What you will do
**A)** Output the H&M article word for word, everything from "Last year, H&M" down to "of the quarter.".
**B)** In the H&M article, by about how many stores does H&M plan a net decrease in its brick-and-mortar footprint next year?
**C)** Write the next part of the article about H&M's store closures and quarterly results, starting after its final sentence.

Reading text
- With about a quarter of its leases up for renegotiation or exit annually, H&M on Thursday said it plans a net decrease in its brick-and-mortar footprint next year of about 250 stores, according to a company press release.
- The fast-fashion apparel retailer also said that third quarter net sales fell 16% to 50.9 billion Swedish krona ($5.7 billion), as the pandemic kept hundreds of stores shut throughout the quarter.
- The company swung back to black from the previous quarter, with adjusted profit of SEK 2.37 billion. Gross profit reached SEK 24.9 billion and gross margin reached 48.9%.
Last year, H&M had already begun to pull back from its previous plan to expand its global footprint and instead pivot to strengthen its digital operations.
Even so, its brick-and-mortar strategy for next year represents a significant departure for the fast-fashion retailer. In June, for example, the company said it would close 170 stores this year, but with openings that’s just a net 40-store decrease.
The retailer had for years insisted that its physical locations were its core strength, and as a result is somewhat late to its digital revamp. That may have hurt now that stores have been closed down by the pandemic. On Wednesday, H&M said that 900 of its 5,000-plus stores remained temporarily closed early in the quarter due to the pandemic, with more than 200 still closed at the end of the quarter.
While its sales trajectory has been positive since its “terrible” second quarter when sales fell 50%, “H&M’s online channel has not picked up the slack of store closures to the extent that it has at many of its multichannel competitors,” according to Sofie Willmott, content head of apparel at GlobalData.

[Items stored from a collection]
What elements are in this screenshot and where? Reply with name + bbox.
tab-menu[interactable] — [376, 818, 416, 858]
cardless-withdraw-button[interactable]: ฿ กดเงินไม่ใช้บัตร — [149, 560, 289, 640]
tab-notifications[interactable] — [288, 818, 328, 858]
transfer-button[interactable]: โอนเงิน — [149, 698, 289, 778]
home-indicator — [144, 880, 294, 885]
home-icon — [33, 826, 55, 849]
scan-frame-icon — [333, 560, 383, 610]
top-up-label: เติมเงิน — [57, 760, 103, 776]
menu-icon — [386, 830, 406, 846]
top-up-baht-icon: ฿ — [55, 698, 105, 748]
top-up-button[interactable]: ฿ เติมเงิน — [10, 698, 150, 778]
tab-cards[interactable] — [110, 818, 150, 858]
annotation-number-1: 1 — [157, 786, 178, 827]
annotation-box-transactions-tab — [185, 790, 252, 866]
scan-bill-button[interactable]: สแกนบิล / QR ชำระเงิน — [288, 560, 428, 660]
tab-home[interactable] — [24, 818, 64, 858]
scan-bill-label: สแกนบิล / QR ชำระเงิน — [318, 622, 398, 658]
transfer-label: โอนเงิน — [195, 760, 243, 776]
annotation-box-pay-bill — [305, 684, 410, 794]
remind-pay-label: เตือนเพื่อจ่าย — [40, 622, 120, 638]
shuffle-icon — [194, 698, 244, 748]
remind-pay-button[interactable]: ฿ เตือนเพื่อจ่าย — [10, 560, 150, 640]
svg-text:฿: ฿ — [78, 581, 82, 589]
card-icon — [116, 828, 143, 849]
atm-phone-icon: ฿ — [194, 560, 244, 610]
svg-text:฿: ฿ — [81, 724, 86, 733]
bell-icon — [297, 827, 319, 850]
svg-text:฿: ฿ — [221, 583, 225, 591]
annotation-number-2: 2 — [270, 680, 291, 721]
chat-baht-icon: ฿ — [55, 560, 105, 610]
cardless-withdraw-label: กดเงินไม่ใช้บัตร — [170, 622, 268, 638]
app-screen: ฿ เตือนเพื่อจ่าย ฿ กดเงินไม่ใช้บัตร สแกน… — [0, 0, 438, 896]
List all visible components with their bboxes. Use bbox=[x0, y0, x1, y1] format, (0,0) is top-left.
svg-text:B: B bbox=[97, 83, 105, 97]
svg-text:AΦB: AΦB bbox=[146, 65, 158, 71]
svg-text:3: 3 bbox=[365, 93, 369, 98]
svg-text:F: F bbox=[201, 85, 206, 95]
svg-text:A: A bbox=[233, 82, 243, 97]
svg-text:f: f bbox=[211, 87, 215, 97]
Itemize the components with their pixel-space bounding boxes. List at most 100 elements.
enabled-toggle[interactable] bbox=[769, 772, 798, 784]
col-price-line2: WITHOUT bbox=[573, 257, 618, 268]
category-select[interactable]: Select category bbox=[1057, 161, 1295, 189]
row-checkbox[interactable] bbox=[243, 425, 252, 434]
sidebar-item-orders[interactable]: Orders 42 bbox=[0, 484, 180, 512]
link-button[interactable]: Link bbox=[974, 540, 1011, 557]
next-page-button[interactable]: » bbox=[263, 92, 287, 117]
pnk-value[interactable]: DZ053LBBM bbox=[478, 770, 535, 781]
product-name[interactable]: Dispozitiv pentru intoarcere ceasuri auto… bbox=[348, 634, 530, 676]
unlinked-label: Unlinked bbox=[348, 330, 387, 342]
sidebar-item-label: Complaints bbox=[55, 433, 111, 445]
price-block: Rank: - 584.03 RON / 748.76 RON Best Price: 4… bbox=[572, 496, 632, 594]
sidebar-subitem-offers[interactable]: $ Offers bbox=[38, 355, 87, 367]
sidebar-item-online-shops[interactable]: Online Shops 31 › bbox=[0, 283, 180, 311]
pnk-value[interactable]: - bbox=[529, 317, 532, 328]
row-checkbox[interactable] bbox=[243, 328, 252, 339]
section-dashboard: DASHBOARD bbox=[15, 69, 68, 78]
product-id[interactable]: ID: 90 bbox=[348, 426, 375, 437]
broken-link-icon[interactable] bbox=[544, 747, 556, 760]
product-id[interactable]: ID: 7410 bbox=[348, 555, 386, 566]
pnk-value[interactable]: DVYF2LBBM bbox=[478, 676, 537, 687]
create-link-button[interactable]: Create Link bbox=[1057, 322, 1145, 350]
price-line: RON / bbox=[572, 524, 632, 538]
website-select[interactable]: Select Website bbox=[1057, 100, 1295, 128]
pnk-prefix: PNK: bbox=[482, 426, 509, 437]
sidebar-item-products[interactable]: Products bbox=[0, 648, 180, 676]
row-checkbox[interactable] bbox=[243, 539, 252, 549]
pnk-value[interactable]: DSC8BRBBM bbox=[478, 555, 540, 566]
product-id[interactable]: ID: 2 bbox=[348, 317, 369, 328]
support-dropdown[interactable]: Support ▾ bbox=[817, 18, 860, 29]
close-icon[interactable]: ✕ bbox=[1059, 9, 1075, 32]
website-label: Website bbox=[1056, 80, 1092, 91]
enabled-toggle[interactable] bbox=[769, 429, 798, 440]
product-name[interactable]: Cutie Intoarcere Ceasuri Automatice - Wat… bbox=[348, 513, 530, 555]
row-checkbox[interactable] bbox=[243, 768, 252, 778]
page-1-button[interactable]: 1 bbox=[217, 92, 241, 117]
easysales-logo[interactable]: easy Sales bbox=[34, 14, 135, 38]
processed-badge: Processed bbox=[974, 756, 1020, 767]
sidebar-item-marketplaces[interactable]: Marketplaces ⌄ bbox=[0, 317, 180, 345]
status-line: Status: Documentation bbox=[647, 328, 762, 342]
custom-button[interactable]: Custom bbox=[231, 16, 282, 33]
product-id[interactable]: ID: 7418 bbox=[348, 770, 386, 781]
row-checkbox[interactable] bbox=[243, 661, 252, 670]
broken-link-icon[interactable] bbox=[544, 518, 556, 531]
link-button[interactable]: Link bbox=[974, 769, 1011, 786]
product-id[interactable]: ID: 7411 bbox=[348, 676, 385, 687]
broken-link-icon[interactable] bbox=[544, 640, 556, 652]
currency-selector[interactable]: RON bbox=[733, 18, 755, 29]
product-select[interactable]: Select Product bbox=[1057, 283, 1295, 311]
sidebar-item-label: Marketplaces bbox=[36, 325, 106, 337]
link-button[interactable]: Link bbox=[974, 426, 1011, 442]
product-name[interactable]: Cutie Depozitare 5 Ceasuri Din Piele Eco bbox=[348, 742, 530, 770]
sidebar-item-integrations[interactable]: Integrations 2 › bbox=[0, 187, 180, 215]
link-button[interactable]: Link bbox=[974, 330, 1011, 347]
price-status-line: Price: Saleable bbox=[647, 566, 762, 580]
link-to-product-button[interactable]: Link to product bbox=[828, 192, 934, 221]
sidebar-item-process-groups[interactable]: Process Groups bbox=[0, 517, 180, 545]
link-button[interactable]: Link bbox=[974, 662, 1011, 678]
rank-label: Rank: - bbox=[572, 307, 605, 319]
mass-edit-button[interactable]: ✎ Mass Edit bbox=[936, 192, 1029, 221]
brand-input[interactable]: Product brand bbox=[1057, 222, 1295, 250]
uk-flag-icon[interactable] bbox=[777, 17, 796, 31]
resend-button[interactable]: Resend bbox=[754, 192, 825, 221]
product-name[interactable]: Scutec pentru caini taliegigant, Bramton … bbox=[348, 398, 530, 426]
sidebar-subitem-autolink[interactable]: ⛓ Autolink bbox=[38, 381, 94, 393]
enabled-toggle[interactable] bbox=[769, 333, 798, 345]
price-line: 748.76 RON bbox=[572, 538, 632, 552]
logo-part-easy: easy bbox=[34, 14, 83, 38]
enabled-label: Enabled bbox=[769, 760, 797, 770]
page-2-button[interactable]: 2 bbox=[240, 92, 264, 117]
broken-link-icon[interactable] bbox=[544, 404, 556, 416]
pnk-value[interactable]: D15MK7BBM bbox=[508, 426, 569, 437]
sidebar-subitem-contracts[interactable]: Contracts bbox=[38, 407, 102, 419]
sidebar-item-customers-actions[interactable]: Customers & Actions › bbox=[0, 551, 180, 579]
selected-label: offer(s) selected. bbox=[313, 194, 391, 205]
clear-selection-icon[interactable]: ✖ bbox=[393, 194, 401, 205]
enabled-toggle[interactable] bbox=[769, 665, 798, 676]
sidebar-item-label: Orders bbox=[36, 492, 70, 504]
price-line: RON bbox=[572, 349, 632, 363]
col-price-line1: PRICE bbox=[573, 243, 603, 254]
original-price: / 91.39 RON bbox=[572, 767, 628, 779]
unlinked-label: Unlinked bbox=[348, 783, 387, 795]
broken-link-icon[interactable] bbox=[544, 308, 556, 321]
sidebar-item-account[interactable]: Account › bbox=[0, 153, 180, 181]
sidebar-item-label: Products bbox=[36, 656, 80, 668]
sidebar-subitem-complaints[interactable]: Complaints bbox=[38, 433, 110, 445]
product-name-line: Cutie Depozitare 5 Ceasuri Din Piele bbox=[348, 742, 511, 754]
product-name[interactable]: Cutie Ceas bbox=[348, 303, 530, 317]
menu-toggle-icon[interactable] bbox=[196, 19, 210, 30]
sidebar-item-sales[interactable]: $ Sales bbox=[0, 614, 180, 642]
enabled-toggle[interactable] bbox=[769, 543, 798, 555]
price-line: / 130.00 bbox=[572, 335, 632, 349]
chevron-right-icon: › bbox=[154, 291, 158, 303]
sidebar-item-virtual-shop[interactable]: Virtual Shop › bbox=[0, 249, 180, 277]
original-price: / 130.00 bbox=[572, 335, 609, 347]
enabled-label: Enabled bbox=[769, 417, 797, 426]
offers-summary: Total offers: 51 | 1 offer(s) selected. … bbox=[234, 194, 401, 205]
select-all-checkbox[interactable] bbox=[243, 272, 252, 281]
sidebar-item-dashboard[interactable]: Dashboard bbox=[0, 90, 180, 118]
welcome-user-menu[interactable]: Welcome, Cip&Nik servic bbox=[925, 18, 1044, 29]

Answer list
**A)**
Last year, H&M had already begun to pull back from its previous plan to expand its global footprint and instead pivot to strengthen its digital operations.
Even so, its brick-and-mortar strategy for next year represents a significant departure for the fast-fashion retailer. In June, for example, the company said it would close 170 stores this year, but with openings that’s just a net 40-store decrease.
The retailer had for years insisted that its physical locations were its core strength, and as a result is somewhat late to its digital revamp. That may have hurt now that stores have been closed down by the pandemic. On Wednesday, H&M said that 900 of its 5,000-plus stores remained temporarily closed early in the quarter due to the pandemic, with more than 200 still closed at the end of the quarter.

**B)** About 250 stores.

**C)**
In fact, its third-quarter e-commerce performance didn’t change much year over year, despite all the temporarily closed stores, and didn’t keep pace with rivals like Zara owner Inditex, according to a GlobalData client note Thursday.
While 250 closures may seem significant, GlobalData said it may not be enough given that 250 stores represents just 6% of its locations. “[C]onsidering that apparel online penetration is set to remain high, at between 30-40% in key markets including the UK and US, H&M should make more significant changes,” Willmott said.
The retailer has plenty of strengths, including its pricing and efforts insustainability, which helped keep September’s sales decline to just 5%, but they must be better positioned online, per GlobalData.
“Both its value appeal and environmentally-friendly reputation, boosted by new initiatives such as the launch of the COS resale platform, sets H&M apart from its competitors but it must enhance its online proposition given the importance of digital channels, to succeed in a very tough market,” Willmottsaid.